[Lines of data]
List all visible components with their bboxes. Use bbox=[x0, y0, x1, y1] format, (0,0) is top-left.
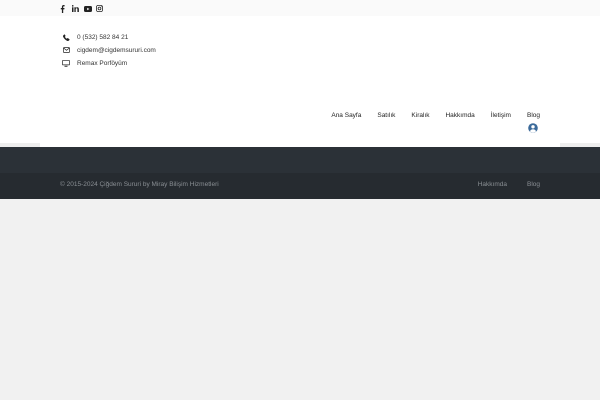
contact-portfolio[interactable]: Remax Porföyüm bbox=[60, 57, 127, 69]
nav-item-kiralik[interactable]: Kiralık bbox=[411, 112, 429, 119]
contact-email[interactable]: cigdem@cigdemsururi.com bbox=[60, 44, 156, 56]
nav-item-blog[interactable]: Blog bbox=[527, 112, 540, 119]
footer-link-blog[interactable]: Blog bbox=[527, 181, 540, 188]
phone-icon bbox=[60, 31, 72, 43]
linkedin-icon[interactable] bbox=[72, 4, 84, 13]
nav-item-ana-sayfa[interactable]: Ana Sayfa bbox=[331, 112, 361, 119]
nav-item-iletisim[interactable]: İletişim bbox=[491, 112, 511, 119]
page-background bbox=[0, 199, 600, 400]
top-strip bbox=[0, 0, 600, 16]
email-address: cigdem@cigdemsururi.com bbox=[77, 46, 156, 54]
footer-top-band bbox=[0, 147, 600, 173]
envelope-icon bbox=[60, 44, 72, 56]
user-account-button[interactable] bbox=[528, 120, 538, 133]
youtube-icon[interactable] bbox=[84, 4, 96, 13]
social-links bbox=[60, 4, 108, 13]
desktop-icon bbox=[60, 57, 72, 69]
nav-item-hakkimda[interactable]: Hakkımda bbox=[445, 112, 474, 119]
main-nav: Ana Sayfa Satılık Kiralık Hakkımda İleti… bbox=[331, 109, 540, 121]
site-footer: © 2015-2024 Çiğdem Sururi by Miray Biliş… bbox=[0, 173, 600, 199]
contact-phone[interactable]: 0 (532) 582 84 21 bbox=[60, 31, 128, 43]
footer-link-hakkimda[interactable]: Hakkımda bbox=[478, 181, 507, 188]
facebook-icon[interactable] bbox=[60, 4, 72, 13]
footer-links: Hakkımda Blog bbox=[478, 181, 540, 188]
instagram-icon[interactable] bbox=[96, 4, 108, 13]
portfolio-link: Remax Porföyüm bbox=[77, 59, 128, 67]
phone-number: 0 (532) 582 84 21 bbox=[77, 33, 129, 41]
nav-item-satilik[interactable]: Satılık bbox=[377, 112, 395, 119]
copyright-text: © 2015-2024 Çiğdem Sururi by Miray Biliş… bbox=[60, 181, 219, 188]
site-header: 0 (532) 582 84 21 cigdem@cigdemsururi.co… bbox=[0, 16, 600, 143]
user-circle-icon bbox=[528, 123, 538, 133]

• YOUR OBJECTIVE:
Retype every line of the records above without any change, omitting the pictures.

• EXERCISE RESPONSE:
List all visible components with their bboxes. Use bbox=[x0, y0, x1, y1] format, (0,0) is top-left.
contact-portfolio[interactable]: Remax Porföyüm bbox=[60, 57, 127, 69]
nav-item-kiralik[interactable]: Kiralık bbox=[411, 112, 429, 119]
contact-email[interactable]: cigdem@cigdemsururi.com bbox=[60, 44, 156, 56]
nav-item-blog[interactable]: Blog bbox=[527, 112, 540, 119]
footer-link-blog[interactable]: Blog bbox=[527, 181, 540, 188]
phone-icon bbox=[60, 31, 72, 43]
linkedin-icon[interactable] bbox=[72, 4, 84, 13]
nav-item-ana-sayfa[interactable]: Ana Sayfa bbox=[331, 112, 361, 119]
nav-item-iletisim[interactable]: İletişim bbox=[491, 112, 511, 119]
page-background bbox=[0, 199, 600, 400]
top-strip bbox=[0, 0, 600, 16]
email-address: cigdem@cigdemsururi.com bbox=[77, 46, 156, 54]
footer-top-band bbox=[0, 147, 600, 173]
envelope-icon bbox=[60, 44, 72, 56]
user-account-button[interactable] bbox=[528, 120, 538, 133]
youtube-icon[interactable] bbox=[84, 4, 96, 13]
social-links bbox=[60, 4, 108, 13]
desktop-icon bbox=[60, 57, 72, 69]
nav-item-hakkimda[interactable]: Hakkımda bbox=[445, 112, 474, 119]
main-nav: Ana Sayfa Satılık Kiralık Hakkımda İleti… bbox=[331, 109, 540, 121]
site-footer: © 2015-2024 Çiğdem Sururi by Miray Biliş… bbox=[0, 173, 600, 199]
contact-phone[interactable]: 0 (532) 582 84 21 bbox=[60, 31, 128, 43]
footer-link-hakkimda[interactable]: Hakkımda bbox=[478, 181, 507, 188]
facebook-icon[interactable] bbox=[60, 4, 72, 13]
footer-links: Hakkımda Blog bbox=[478, 181, 540, 188]
instagram-icon[interactable] bbox=[96, 4, 108, 13]
portfolio-link: Remax Porföyüm bbox=[77, 59, 128, 67]
phone-number: 0 (532) 582 84 21 bbox=[77, 33, 129, 41]
nav-item-satilik[interactable]: Satılık bbox=[377, 112, 395, 119]
copyright-text: © 2015-2024 Çiğdem Sururi by Miray Biliş… bbox=[60, 181, 219, 188]
site-header: 0 (532) 582 84 21 cigdem@cigdemsururi.co… bbox=[0, 16, 600, 143]
user-circle-icon bbox=[528, 123, 538, 133]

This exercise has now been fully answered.